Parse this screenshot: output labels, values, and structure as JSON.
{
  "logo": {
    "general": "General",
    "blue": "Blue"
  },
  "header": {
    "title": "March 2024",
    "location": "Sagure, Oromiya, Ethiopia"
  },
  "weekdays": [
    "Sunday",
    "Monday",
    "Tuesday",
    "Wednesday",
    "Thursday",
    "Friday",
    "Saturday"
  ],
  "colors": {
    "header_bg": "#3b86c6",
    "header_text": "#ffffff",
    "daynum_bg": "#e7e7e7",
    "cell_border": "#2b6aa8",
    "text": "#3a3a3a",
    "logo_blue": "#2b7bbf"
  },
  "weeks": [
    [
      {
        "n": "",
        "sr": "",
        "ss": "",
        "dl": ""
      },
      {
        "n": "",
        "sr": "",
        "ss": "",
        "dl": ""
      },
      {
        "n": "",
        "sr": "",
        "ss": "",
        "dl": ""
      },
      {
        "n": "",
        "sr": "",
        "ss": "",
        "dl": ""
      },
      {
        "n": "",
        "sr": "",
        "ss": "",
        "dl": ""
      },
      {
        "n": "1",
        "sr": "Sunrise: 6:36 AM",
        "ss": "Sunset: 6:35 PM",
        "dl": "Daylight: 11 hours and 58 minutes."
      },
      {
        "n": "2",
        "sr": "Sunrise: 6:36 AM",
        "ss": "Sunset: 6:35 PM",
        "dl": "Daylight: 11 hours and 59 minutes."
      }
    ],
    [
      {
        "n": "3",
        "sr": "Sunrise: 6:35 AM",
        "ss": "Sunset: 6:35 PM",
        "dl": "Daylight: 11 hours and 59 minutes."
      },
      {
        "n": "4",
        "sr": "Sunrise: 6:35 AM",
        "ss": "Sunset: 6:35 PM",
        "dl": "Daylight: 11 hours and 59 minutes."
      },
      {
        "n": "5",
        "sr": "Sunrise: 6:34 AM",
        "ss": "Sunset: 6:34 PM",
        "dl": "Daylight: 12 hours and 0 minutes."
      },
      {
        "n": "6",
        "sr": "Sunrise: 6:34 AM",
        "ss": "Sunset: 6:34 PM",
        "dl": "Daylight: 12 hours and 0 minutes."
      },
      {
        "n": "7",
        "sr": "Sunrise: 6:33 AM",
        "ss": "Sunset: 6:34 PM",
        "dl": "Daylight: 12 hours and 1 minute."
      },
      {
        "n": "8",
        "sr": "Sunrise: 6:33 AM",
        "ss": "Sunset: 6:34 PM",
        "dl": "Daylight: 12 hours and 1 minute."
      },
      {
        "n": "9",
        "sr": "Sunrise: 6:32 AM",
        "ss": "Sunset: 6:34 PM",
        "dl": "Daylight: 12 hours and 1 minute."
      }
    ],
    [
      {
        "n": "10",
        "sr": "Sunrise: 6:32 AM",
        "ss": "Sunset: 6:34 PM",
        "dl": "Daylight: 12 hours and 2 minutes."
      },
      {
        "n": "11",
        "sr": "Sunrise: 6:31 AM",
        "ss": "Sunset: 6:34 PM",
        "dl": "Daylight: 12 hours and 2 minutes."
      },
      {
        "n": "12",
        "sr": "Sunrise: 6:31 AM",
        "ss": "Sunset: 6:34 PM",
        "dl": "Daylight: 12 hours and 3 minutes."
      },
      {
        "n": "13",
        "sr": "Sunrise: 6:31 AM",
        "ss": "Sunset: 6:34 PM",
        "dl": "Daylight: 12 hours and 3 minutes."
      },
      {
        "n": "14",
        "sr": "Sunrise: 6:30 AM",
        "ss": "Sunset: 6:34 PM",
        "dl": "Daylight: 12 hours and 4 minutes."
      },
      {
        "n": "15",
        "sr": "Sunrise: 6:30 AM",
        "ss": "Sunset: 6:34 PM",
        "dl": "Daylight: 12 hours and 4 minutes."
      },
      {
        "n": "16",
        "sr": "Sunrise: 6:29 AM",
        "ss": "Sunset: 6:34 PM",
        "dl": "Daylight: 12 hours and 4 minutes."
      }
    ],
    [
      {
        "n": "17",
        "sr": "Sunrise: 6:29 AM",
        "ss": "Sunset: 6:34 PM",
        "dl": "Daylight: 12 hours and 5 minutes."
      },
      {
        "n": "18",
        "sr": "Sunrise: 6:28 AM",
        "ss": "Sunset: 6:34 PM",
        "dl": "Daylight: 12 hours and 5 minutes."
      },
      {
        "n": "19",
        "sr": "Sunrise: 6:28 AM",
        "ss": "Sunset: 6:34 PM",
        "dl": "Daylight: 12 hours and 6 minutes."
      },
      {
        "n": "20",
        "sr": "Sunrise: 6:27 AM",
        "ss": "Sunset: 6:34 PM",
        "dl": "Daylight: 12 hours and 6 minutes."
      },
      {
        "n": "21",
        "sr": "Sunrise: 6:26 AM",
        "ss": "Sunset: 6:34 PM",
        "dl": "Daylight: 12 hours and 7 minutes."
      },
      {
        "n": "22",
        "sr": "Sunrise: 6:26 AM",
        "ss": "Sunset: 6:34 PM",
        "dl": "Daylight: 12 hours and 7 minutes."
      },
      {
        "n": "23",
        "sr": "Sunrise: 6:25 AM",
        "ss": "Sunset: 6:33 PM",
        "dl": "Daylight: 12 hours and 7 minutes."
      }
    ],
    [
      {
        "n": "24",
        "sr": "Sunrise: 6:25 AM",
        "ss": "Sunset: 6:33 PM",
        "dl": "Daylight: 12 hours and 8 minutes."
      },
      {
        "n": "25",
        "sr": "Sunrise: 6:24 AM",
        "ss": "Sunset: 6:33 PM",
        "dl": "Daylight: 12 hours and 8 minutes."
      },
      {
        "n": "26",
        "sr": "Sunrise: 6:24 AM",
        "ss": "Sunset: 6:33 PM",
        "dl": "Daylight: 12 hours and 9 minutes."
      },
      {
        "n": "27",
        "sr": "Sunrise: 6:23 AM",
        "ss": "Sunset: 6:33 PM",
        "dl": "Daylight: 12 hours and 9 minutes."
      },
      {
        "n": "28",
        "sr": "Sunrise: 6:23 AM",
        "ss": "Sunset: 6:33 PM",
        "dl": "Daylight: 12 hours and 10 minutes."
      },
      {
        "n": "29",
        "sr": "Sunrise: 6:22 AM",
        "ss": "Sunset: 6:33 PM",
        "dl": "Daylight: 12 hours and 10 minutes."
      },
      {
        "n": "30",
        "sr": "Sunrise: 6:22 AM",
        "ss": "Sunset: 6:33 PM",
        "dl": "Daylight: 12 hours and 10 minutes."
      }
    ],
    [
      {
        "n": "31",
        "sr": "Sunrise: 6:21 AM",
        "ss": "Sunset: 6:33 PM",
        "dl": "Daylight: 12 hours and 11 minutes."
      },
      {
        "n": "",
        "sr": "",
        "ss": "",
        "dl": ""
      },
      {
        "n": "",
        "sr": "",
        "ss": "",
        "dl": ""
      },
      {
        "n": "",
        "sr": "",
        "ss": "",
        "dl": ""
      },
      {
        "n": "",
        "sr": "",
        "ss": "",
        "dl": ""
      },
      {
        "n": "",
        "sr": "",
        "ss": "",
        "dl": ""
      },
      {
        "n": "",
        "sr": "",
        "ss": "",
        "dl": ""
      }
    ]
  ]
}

WHAT THIS TASK INVOLVES:
Take the records above and return them exactly as written.

OUTPUT FOR THIS TASK:
Parse this screenshot: output labels, values, and structure as JSON.
{
  "logo": {
    "general": "General",
    "blue": "Blue"
  },
  "header": {
    "title": "March 2024",
    "location": "Sagure, Oromiya, Ethiopia"
  },
  "weekdays": [
    "Sunday",
    "Monday",
    "Tuesday",
    "Wednesday",
    "Thursday",
    "Friday",
    "Saturday"
  ],
  "colors": {
    "header_bg": "#3b86c6",
    "header_text": "#ffffff",
    "daynum_bg": "#e7e7e7",
    "cell_border": "#2b6aa8",
    "text": "#3a3a3a",
    "logo_blue": "#2b7bbf"
  },
  "weeks": [
    [
      {
        "n": "",
        "sr": "",
        "ss": "",
        "dl": ""
      },
      {
        "n": "",
        "sr": "",
        "ss": "",
        "dl": ""
      },
      {
        "n": "",
        "sr": "",
        "ss": "",
        "dl": ""
      },
      {
        "n": "",
        "sr": "",
        "ss": "",
        "dl": ""
      },
      {
        "n": "",
        "sr": "",
        "ss": "",
        "dl": ""
      },
      {
        "n": "1",
        "sr": "Sunrise: 6:36 AM",
        "ss": "Sunset: 6:35 PM",
        "dl": "Daylight: 11 hours and 58 minutes."
      },
      {
        "n": "2",
        "sr": "Sunrise: 6:36 AM",
        "ss": "Sunset: 6:35 PM",
        "dl": "Daylight: 11 hours and 59 minutes."
      }
    ],
    [
      {
        "n": "3",
        "sr": "Sunrise: 6:35 AM",
        "ss": "Sunset: 6:35 PM",
        "dl": "Daylight: 11 hours and 59 minutes."
      },
      {
        "n": "4",
        "sr": "Sunrise: 6:35 AM",
        "ss": "Sunset: 6:35 PM",
        "dl": "Daylight: 11 hours and 59 minutes."
      },
      {
        "n": "5",
        "sr": "Sunrise: 6:34 AM",
        "ss": "Sunset: 6:34 PM",
        "dl": "Daylight: 12 hours and 0 minutes."
      },
      {
        "n": "6",
        "sr": "Sunrise: 6:34 AM",
        "ss": "Sunset: 6:34 PM",
        "dl": "Daylight: 12 hours and 0 minutes."
      },
      {
        "n": "7",
        "sr": "Sunrise: 6:33 AM",
        "ss": "Sunset: 6:34 PM",
        "dl": "Daylight: 12 hours and 1 minute."
      },
      {
        "n": "8",
        "sr": "Sunrise: 6:33 AM",
        "ss": "Sunset: 6:34 PM",
        "dl": "Daylight: 12 hours and 1 minute."
      },
      {
        "n": "9",
        "sr": "Sunrise: 6:32 AM",
        "ss": "Sunset: 6:34 PM",
        "dl": "Daylight: 12 hours and 1 minute."
      }
    ],
    [
      {
        "n": "10",
        "sr": "Sunrise: 6:32 AM",
        "ss": "Sunset: 6:34 PM",
        "dl": "Daylight: 12 hours and 2 minutes."
      },
      {
        "n": "11",
        "sr": "Sunrise: 6:31 AM",
        "ss": "Sunset: 6:34 PM",
        "dl": "Daylight: 12 hours and 2 minutes."
      },
      {
        "n": "12",
        "sr": "Sunrise: 6:31 AM",
        "ss": "Sunset: 6:34 PM",
        "dl": "Daylight: 12 hours and 3 minutes."
      },
      {
        "n": "13",
        "sr": "Sunrise: 6:31 AM",
        "ss": "Sunset: 6:34 PM",
        "dl": "Daylight: 12 hours and 3 minutes."
      },
      {
        "n": "14",
        "sr": "Sunrise: 6:30 AM",
        "ss": "Sunset: 6:34 PM",
        "dl": "Daylight: 12 hours and 4 minutes."
      },
      {
        "n": "15",
        "sr": "Sunrise: 6:30 AM",
        "ss": "Sunset: 6:34 PM",
        "dl": "Daylight: 12 hours and 4 minutes."
      },
      {
        "n": "16",
        "sr": "Sunrise: 6:29 AM",
        "ss": "Sunset: 6:34 PM",
        "dl": "Daylight: 12 hours and 4 minutes."
      }
    ],
    [
      {
        "n": "17",
        "sr": "Sunrise: 6:29 AM",
        "ss": "Sunset: 6:34 PM",
        "dl": "Daylight: 12 hours and 5 minutes."
      },
      {
        "n": "18",
        "sr": "Sunrise: 6:28 AM",
        "ss": "Sunset: 6:34 PM",
        "dl": "Daylight: 12 hours and 5 minutes."
      },
      {
        "n": "19",
        "sr": "Sunrise: 6:28 AM",
        "ss": "Sunset: 6:34 PM",
        "dl": "Daylight: 12 hours and 6 minutes."
      },
      {
        "n": "20",
        "sr": "Sunrise: 6:27 AM",
        "ss": "Sunset: 6:34 PM",
        "dl": "Daylight: 12 hours and 6 minutes."
      },
      {
        "n": "21",
        "sr": "Sunrise: 6:26 AM",
        "ss": "Sunset: 6:34 PM",
        "dl": "Daylight: 12 hours and 7 minutes."
      },
      {
        "n": "22",
        "sr": "Sunrise: 6:26 AM",
        "ss": "Sunset: 6:34 PM",
        "dl": "Daylight: 12 hours and 7 minutes."
      },
      {
        "n": "23",
        "sr": "Sunrise: 6:25 AM",
        "ss": "Sunset: 6:33 PM",
        "dl": "Daylight: 12 hours and 7 minutes."
      }
    ],
    [
      {
        "n": "24",
        "sr": "Sunrise: 6:25 AM",
        "ss": "Sunset: 6:33 PM",
        "dl": "Daylight: 12 hours and 8 minutes."
      },
      {
        "n": "25",
        "sr": "Sunrise: 6:24 AM",
        "ss": "Sunset: 6:33 PM",
        "dl": "Daylight: 12 hours and 8 minutes."
      },
      {
        "n": "26",
        "sr": "Sunrise: 6:24 AM",
        "ss": "Sunset: 6:33 PM",
        "dl": "Daylight: 12 hours and 9 minutes."
      },
      {
        "n": "27",
        "sr": "Sunrise: 6:23 AM",
        "ss": "Sunset: 6:33 PM",
        "dl": "Daylight: 12 hours and 9 minutes."
      },
      {
        "n": "28",
        "sr": "Sunrise: 6:23 AM",
        "ss": "Sunset: 6:33 PM",
        "dl": "Daylight: 12 hours and 10 minutes."
      },
      {
        "n": "29",
        "sr": "Sunrise: 6:22 AM",
        "ss": "Sunset: 6:33 PM",
        "dl": "Daylight: 12 hours and 10 minutes."
      },
      {
        "n": "30",
        "sr": "Sunrise: 6:22 AM",
        "ss": "Sunset: 6:33 PM",
        "dl": "Daylight: 12 hours and 10 minutes."
      }
    ],
    [
      {
        "n": "31",
        "sr": "Sunrise: 6:21 AM",
        "ss": "Sunset: 6:33 PM",
        "dl": "Daylight: 12 hours and 11 minutes."
      },
      {
        "n": "",
        "sr": "",
        "ss": "",
        "dl": ""
      },
      {
        "n": "",
        "sr": "",
        "ss": "",
        "dl": ""
      },
      {
        "n": "",
        "sr": "",
        "ss": "",
        "dl": ""
      },
      {
        "n": "",
        "sr": "",
        "ss": "",
        "dl": ""
      },
      {
        "n": "",
        "sr": "",
        "ss": "",
        "dl": ""
      },
      {
        "n": "",
        "sr": "",
        "ss": "",
        "dl": ""
      }
    ]
  ]
}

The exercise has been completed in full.